Your objective:
Reproduce each line from the records that holds "zachowaj".

Dataset content:
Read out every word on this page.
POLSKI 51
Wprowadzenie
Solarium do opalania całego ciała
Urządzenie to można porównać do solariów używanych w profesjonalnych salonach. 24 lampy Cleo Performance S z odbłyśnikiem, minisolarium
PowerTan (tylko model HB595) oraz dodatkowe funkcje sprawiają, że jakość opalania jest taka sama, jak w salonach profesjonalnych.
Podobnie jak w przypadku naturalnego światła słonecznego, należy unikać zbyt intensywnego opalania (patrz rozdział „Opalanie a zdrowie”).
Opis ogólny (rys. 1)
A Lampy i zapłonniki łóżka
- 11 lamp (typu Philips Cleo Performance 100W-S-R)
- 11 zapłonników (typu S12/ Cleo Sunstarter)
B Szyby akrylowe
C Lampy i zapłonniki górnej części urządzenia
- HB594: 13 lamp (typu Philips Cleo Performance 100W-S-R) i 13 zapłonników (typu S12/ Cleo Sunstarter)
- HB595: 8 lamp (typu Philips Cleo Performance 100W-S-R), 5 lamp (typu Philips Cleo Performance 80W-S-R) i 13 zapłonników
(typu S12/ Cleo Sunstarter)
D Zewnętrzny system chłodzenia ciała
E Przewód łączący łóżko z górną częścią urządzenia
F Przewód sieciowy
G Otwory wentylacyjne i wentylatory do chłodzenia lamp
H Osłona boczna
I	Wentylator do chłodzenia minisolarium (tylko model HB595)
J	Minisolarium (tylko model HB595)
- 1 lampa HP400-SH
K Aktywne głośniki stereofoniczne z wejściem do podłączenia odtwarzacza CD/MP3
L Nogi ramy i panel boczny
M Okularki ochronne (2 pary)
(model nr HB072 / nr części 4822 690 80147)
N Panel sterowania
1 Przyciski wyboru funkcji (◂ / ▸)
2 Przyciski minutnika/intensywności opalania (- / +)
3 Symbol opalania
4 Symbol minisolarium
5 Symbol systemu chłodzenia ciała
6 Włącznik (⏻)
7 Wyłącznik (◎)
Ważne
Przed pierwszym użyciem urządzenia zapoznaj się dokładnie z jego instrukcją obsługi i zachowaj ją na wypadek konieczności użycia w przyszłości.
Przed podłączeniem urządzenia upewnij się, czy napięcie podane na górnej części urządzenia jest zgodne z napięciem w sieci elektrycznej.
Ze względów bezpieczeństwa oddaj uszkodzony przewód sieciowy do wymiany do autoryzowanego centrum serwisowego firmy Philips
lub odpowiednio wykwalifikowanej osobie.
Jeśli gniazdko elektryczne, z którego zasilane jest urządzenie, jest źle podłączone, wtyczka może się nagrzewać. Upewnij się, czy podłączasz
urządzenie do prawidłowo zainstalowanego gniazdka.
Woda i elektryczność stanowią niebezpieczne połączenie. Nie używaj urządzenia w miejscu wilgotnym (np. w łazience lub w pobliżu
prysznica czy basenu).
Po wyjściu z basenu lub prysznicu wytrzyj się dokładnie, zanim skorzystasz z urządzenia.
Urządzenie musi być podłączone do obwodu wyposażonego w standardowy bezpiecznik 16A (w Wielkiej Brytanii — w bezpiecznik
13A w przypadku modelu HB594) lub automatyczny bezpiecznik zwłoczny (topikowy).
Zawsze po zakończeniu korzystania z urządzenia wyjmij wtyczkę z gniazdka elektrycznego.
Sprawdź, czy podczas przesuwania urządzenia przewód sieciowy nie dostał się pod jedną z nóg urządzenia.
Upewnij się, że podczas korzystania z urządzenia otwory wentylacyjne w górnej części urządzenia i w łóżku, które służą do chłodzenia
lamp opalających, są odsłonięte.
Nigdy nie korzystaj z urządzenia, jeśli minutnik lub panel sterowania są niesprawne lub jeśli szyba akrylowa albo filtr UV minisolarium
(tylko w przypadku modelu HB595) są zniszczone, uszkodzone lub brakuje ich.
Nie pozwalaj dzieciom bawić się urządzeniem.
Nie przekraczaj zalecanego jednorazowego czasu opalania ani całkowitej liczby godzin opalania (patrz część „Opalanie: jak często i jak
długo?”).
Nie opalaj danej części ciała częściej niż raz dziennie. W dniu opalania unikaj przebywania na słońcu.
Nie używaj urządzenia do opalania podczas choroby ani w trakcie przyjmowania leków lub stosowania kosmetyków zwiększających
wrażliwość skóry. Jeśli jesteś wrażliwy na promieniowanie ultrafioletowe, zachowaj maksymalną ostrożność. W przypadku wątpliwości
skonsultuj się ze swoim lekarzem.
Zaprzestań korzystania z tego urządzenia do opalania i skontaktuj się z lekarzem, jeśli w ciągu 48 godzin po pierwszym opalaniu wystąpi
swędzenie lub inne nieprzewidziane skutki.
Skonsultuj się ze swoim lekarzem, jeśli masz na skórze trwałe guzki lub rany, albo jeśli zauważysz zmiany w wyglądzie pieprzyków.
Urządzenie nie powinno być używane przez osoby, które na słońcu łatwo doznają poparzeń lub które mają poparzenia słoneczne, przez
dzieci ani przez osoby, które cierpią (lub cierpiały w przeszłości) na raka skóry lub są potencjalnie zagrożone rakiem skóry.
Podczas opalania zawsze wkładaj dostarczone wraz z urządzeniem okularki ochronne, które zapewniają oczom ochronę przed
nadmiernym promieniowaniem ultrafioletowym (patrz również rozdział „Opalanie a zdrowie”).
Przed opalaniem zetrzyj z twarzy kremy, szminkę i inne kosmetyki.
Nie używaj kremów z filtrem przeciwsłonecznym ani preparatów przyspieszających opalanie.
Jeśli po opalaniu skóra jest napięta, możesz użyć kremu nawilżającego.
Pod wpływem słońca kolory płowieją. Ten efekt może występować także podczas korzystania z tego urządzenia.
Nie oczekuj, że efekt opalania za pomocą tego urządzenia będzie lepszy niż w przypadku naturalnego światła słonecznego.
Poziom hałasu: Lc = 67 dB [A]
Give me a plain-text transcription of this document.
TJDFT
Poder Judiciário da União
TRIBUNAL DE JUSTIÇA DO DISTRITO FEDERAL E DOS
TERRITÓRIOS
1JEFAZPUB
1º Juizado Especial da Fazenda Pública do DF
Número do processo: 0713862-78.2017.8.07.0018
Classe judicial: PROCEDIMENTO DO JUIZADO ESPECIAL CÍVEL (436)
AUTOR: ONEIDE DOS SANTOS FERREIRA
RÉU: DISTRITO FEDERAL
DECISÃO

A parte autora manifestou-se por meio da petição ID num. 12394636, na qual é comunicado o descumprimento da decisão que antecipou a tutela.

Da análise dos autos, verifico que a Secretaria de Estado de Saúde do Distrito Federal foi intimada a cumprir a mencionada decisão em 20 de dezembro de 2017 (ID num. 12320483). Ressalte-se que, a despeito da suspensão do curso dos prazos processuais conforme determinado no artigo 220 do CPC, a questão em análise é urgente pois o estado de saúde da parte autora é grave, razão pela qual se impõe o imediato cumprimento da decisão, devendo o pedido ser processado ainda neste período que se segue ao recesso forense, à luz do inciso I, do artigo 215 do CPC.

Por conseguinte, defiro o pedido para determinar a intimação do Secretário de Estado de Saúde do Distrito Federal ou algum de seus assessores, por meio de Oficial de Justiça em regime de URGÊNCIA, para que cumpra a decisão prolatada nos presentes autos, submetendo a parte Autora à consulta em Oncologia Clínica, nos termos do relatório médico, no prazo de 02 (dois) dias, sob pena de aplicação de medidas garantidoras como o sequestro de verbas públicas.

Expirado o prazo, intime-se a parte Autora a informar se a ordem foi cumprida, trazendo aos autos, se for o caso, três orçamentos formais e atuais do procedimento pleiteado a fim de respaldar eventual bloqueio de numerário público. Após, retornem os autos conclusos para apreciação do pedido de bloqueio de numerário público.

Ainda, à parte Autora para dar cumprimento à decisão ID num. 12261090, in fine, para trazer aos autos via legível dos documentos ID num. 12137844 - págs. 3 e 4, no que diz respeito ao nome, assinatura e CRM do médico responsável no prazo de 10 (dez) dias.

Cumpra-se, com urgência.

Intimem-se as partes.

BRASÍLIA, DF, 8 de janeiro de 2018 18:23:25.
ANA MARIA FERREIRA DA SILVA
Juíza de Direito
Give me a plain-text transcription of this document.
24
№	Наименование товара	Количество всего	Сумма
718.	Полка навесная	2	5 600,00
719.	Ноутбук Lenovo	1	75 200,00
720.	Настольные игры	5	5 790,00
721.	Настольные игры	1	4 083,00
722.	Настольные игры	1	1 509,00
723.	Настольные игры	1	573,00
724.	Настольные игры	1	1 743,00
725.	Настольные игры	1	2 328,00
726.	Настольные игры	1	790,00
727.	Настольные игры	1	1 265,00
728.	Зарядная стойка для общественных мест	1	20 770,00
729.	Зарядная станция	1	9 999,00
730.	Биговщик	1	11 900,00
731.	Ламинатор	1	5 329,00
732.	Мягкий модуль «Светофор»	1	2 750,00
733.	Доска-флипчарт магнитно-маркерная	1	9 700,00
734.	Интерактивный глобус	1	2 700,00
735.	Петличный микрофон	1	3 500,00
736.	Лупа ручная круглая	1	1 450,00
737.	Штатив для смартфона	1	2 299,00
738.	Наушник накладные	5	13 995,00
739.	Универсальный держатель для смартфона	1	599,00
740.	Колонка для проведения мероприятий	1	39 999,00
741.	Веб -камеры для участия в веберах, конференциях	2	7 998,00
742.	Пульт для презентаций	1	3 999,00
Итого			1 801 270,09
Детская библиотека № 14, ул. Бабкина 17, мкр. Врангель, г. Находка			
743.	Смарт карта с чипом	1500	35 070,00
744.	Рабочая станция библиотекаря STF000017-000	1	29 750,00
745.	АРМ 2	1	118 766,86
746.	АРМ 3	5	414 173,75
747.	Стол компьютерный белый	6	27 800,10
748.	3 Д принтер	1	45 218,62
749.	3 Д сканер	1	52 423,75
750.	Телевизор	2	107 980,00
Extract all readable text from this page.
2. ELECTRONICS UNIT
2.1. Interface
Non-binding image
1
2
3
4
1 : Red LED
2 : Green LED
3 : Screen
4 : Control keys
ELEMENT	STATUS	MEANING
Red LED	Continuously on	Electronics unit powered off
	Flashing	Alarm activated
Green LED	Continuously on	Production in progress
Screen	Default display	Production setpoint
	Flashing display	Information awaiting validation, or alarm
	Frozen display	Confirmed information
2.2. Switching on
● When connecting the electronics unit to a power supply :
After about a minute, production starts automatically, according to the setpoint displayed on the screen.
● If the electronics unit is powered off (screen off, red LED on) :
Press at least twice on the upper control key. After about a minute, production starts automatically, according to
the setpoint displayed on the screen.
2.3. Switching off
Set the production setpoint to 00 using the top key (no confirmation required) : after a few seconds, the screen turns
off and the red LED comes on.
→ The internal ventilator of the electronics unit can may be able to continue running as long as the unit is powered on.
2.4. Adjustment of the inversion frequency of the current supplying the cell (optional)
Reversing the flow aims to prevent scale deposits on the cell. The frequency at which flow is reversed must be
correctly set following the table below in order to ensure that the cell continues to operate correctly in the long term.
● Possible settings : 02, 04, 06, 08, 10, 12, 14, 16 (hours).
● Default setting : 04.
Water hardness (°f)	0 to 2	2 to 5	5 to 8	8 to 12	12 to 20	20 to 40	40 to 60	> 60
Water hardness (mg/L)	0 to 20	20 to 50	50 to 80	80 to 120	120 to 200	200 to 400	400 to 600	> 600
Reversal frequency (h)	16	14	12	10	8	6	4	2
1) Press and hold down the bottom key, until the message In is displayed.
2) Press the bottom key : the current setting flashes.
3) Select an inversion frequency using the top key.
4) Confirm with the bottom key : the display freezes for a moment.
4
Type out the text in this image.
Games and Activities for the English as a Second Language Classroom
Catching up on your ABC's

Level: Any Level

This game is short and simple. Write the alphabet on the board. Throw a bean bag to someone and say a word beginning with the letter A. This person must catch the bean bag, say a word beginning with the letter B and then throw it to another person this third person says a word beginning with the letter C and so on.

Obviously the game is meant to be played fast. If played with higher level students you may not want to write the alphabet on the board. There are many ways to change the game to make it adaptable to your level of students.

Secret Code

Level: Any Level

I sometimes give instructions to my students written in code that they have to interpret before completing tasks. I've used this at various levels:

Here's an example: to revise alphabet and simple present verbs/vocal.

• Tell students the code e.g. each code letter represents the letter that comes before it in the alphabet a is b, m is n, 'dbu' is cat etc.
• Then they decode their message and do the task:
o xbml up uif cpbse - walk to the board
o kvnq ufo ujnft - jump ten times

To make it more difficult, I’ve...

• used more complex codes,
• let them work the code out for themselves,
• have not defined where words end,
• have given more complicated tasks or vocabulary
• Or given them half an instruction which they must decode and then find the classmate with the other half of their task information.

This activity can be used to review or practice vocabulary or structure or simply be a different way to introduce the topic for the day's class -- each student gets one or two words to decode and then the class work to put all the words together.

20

Response to this task:
Przed pierwszym użyciem urządzenia zapoznaj się dokładnie z jego instrukcją obsługi i zachowaj ją na wypadek konieczności użycia w przyszłości.
wrażliwość skóry. Jeśli jesteś wrażliwy na promieniowanie ultrafioletowe, zachowaj maksymalną ostrożność. W przypadku wątpliwości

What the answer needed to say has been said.